## OBJECTIVE:
Using the listing below, please gather every line containing the word "JSON".

-- Start of INPUT FOR THIS TASK --

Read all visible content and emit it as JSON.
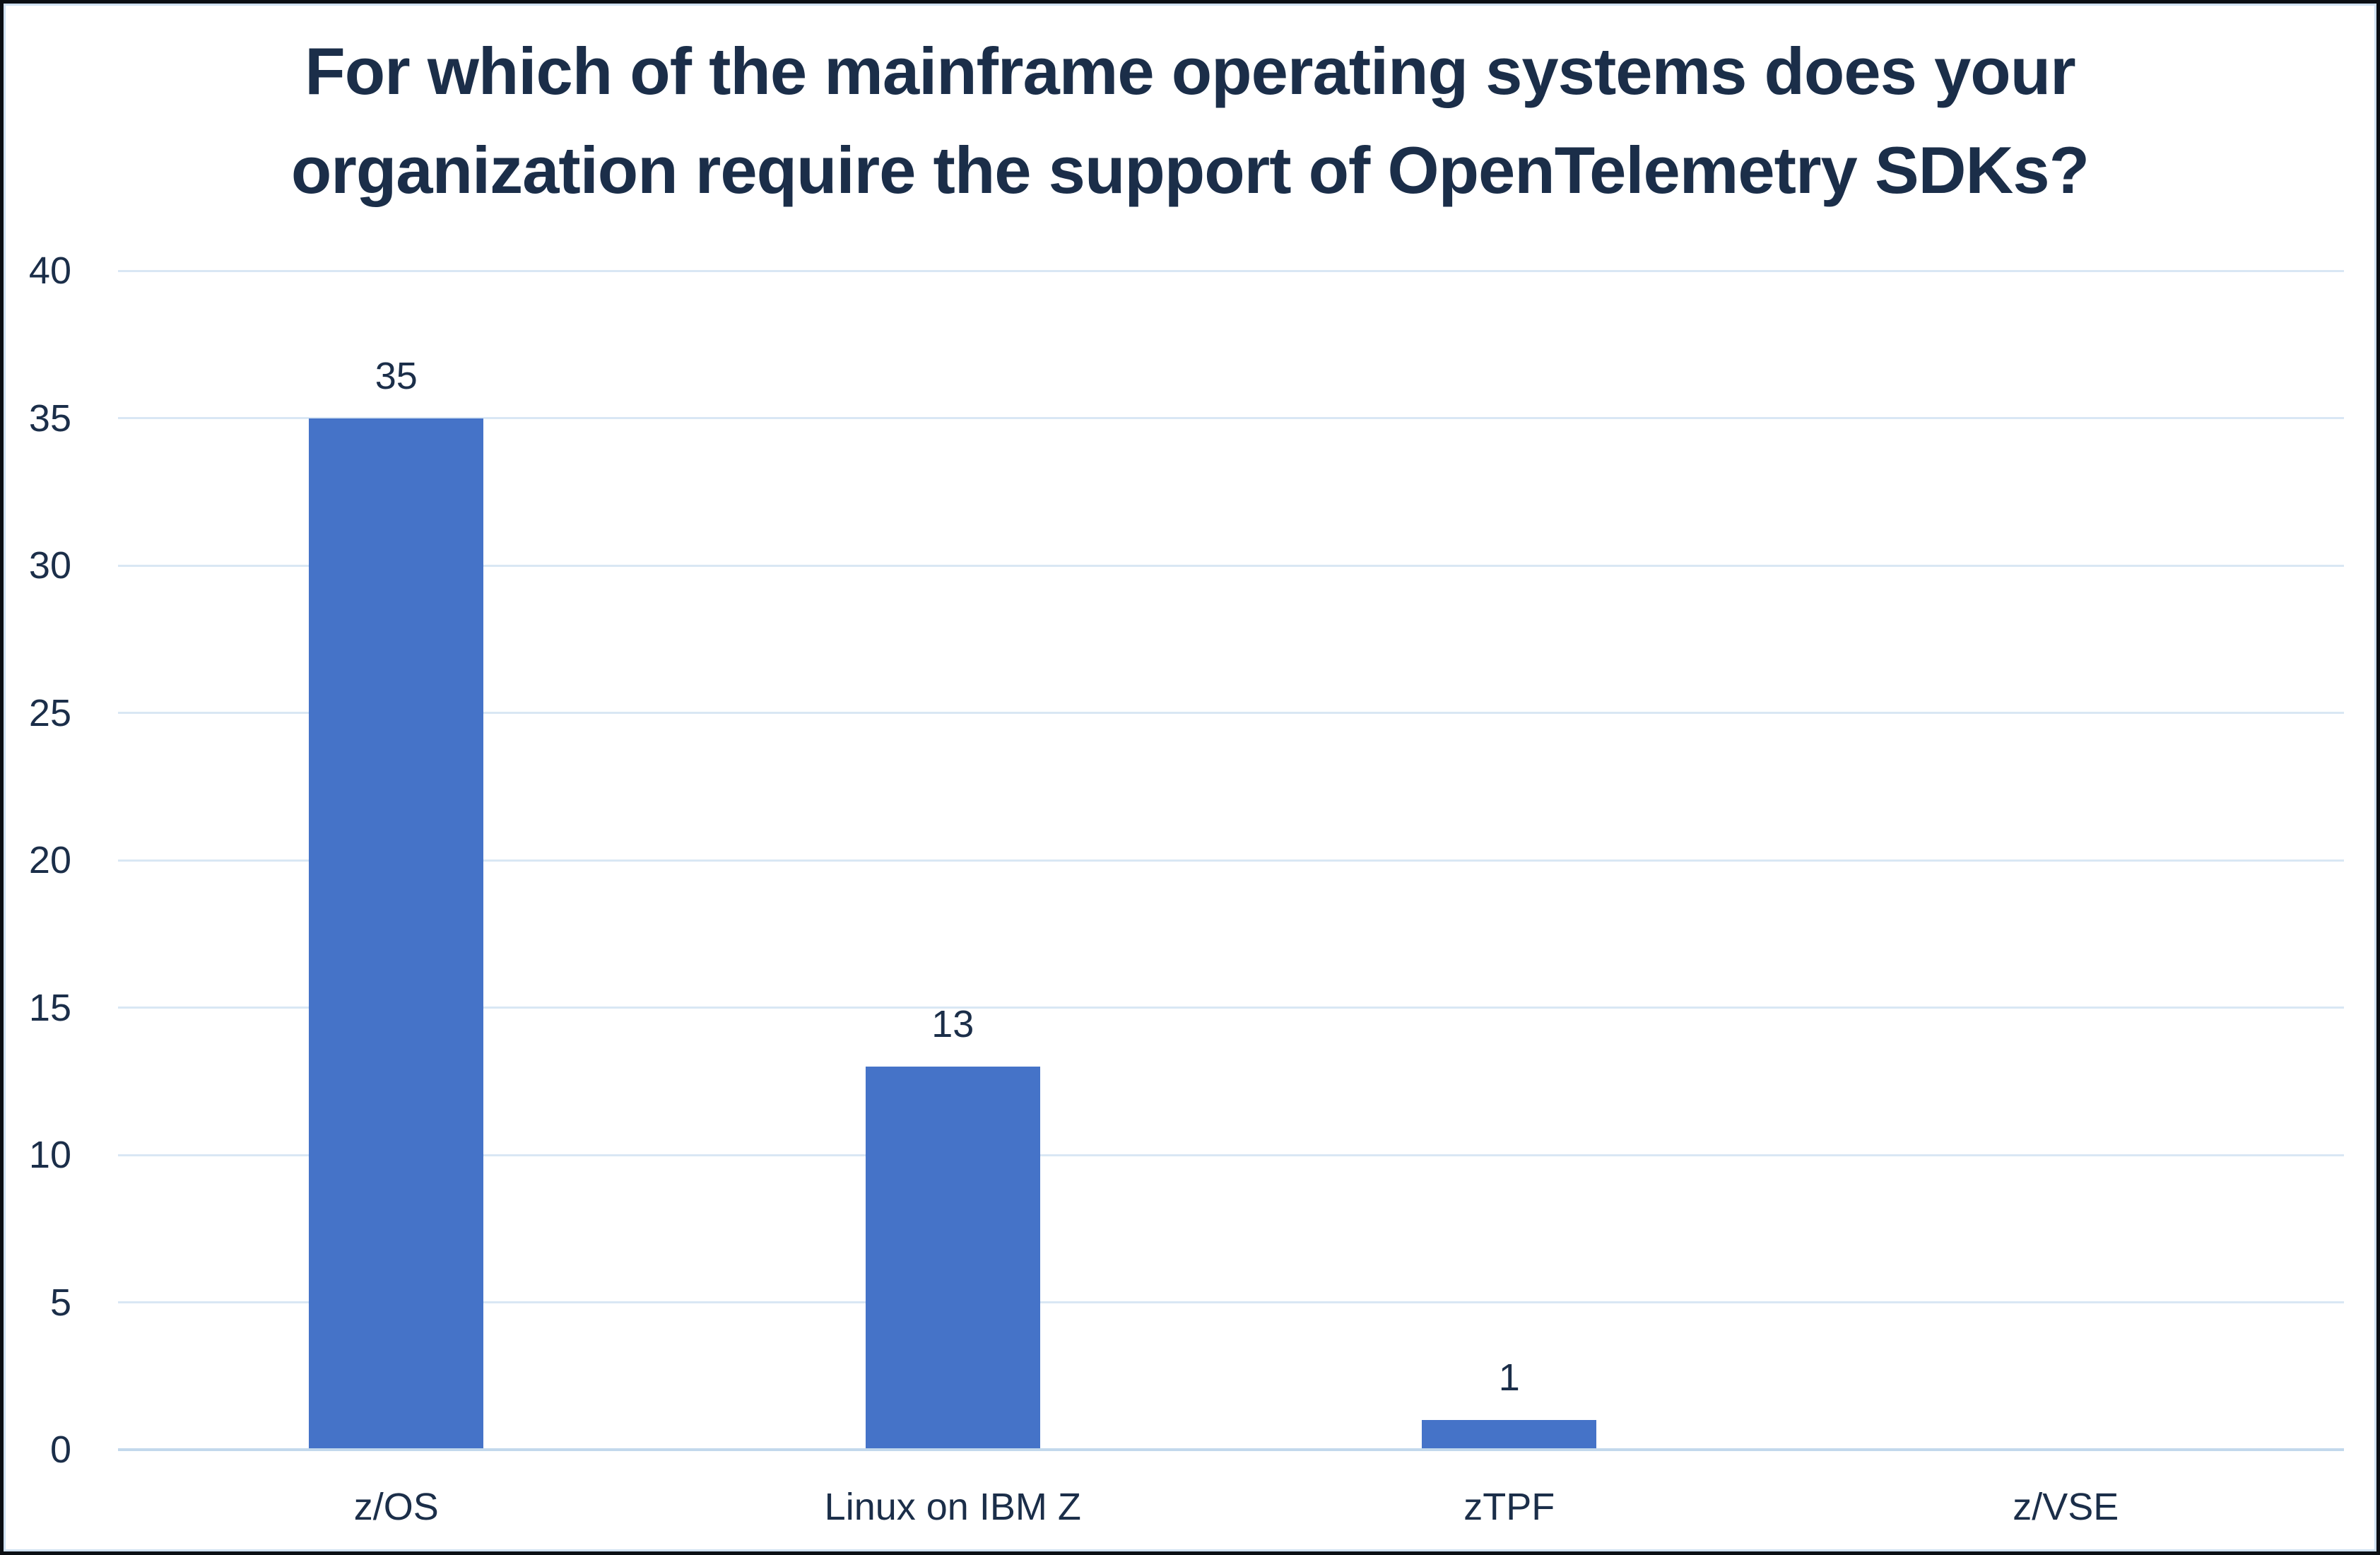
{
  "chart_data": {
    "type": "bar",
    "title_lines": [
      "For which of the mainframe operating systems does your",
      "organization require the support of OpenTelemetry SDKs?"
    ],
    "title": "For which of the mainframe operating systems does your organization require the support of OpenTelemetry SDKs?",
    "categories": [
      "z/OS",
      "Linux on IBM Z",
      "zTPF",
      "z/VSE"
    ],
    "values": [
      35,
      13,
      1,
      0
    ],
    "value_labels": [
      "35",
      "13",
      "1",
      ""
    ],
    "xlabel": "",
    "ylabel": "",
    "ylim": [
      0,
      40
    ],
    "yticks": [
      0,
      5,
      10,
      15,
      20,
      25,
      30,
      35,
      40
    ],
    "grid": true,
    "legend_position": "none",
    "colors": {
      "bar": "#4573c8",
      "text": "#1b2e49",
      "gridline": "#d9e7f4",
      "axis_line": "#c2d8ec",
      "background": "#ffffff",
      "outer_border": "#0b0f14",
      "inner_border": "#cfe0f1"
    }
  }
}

-- End of INPUT FOR THIS TASK --
-- Start of INPUT FOR THIS TASK --

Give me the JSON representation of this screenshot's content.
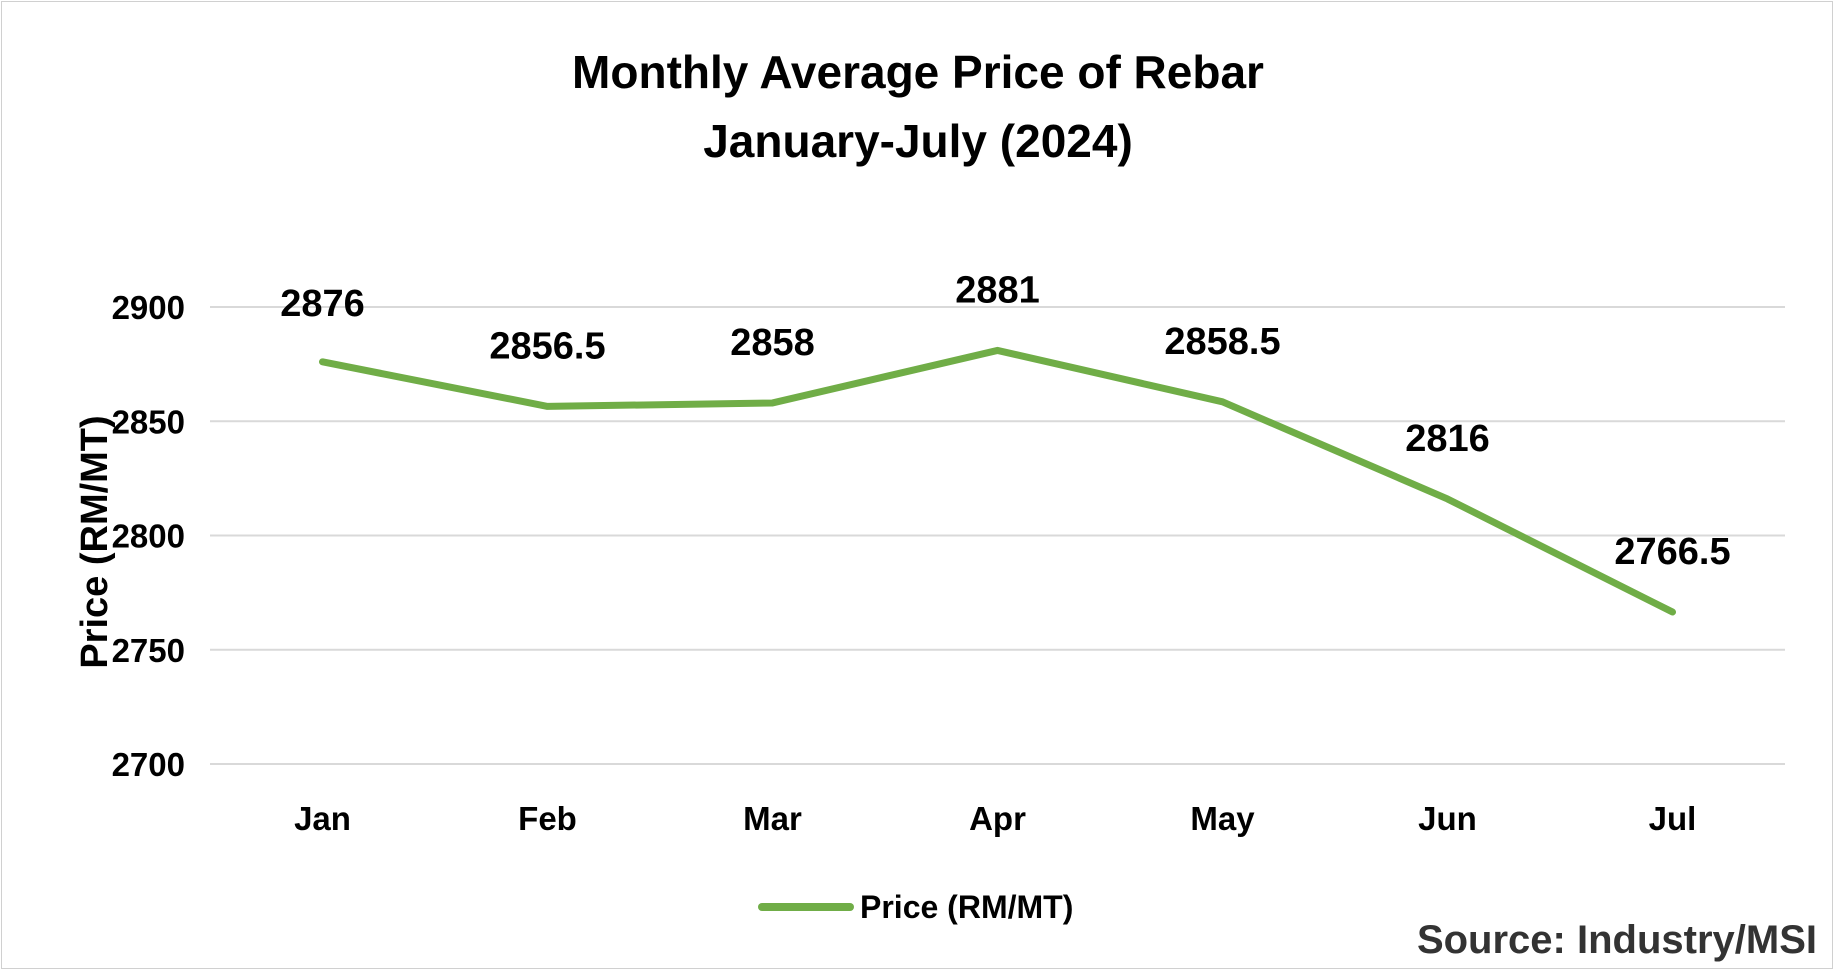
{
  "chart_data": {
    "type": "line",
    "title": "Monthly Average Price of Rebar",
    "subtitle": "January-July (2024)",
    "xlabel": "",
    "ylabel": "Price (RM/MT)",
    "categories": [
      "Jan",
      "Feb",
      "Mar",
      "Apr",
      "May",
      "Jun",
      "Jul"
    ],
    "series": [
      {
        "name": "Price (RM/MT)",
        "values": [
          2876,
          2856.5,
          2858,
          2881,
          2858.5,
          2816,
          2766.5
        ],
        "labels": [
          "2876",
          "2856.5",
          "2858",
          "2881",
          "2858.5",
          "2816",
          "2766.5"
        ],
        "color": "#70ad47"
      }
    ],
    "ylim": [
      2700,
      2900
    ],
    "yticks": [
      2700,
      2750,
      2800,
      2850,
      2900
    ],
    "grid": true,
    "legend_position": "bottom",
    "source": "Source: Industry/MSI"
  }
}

-- End of INPUT FOR THIS TASK --

## EXERCISE ANSWER:
Read all visible content and emit it as JSON.
Give me the JSON representation of this screenshot's content.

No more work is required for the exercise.